Short task: Copy out all lines carrying the word "colors".

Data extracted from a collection

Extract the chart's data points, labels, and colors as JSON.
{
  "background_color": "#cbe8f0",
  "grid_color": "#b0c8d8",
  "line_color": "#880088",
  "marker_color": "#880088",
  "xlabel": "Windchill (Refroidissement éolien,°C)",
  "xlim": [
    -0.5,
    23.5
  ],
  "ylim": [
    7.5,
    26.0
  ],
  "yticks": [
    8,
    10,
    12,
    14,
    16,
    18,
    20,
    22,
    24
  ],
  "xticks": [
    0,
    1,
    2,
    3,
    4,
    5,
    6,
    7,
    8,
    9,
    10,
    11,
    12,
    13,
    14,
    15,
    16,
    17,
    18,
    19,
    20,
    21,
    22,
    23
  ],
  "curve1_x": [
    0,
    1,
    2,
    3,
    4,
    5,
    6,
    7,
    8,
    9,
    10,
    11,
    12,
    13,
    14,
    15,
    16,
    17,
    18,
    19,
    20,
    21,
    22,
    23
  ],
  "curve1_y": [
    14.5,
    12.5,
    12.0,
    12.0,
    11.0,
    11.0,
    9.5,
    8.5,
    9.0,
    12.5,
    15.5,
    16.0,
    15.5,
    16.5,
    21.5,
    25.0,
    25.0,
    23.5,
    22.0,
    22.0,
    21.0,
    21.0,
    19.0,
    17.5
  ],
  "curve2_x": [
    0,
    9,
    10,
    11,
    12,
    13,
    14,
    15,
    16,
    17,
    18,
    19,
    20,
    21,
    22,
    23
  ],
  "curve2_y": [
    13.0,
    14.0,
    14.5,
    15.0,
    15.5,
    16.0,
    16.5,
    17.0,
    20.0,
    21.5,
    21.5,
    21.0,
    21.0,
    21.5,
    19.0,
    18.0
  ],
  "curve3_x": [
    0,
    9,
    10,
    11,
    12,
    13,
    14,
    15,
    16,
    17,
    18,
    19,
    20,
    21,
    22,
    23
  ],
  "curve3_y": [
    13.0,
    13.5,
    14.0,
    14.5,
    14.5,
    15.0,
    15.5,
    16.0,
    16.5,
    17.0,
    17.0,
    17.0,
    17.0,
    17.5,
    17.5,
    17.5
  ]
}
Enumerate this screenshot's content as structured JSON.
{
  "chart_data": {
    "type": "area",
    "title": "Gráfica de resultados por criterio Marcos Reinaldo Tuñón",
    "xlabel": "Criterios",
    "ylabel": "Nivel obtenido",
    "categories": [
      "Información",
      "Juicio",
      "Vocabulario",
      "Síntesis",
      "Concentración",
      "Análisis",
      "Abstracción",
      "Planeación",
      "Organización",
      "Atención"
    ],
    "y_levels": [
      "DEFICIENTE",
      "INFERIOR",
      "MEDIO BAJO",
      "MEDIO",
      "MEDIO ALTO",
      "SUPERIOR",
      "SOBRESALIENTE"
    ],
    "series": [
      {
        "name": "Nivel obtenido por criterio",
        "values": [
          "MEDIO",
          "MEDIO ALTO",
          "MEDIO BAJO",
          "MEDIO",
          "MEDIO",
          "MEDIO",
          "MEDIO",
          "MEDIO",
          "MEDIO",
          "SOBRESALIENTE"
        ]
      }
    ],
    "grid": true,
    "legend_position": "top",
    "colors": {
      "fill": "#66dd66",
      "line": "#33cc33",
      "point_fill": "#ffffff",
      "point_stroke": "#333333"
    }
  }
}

Written solution:
Extract the chart's data points, labels, and colors as JSON.
    "colors": {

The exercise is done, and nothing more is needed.